- **WHAT THE TASK REQUIRES**
Identify the lines that contain the string "JSON" and copy all of them.

Collection entries
━━━━━━━━━━━━━━━━━━━━━━━━━━━━━━

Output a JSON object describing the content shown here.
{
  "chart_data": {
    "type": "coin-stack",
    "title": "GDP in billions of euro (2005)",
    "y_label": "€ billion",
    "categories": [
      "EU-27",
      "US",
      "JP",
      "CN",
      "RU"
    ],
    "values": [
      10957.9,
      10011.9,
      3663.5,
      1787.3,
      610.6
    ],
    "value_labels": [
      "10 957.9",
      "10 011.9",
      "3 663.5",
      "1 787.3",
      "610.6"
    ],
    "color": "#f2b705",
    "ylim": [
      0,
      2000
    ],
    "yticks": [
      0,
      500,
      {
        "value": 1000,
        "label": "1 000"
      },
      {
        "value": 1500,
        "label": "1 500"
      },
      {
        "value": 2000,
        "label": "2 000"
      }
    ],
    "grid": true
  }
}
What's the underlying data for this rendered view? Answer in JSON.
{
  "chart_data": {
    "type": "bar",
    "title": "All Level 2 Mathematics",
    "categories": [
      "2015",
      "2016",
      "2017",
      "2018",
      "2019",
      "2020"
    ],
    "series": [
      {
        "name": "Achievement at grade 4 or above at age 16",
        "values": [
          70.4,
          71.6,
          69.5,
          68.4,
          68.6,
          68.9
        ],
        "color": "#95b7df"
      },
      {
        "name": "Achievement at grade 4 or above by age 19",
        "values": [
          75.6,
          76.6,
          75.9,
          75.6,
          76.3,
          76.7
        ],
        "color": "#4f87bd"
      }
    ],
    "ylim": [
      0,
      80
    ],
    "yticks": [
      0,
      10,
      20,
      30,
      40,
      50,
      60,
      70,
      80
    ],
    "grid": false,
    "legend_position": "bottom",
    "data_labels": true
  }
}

━━━━━━━━━━━━━━━━━━━━━━━━━━━━━━

- **RESPONSE TO THIS TASK**
Output a JSON object describing the content shown here.
What's the underlying data for this rendered view? Answer in JSON.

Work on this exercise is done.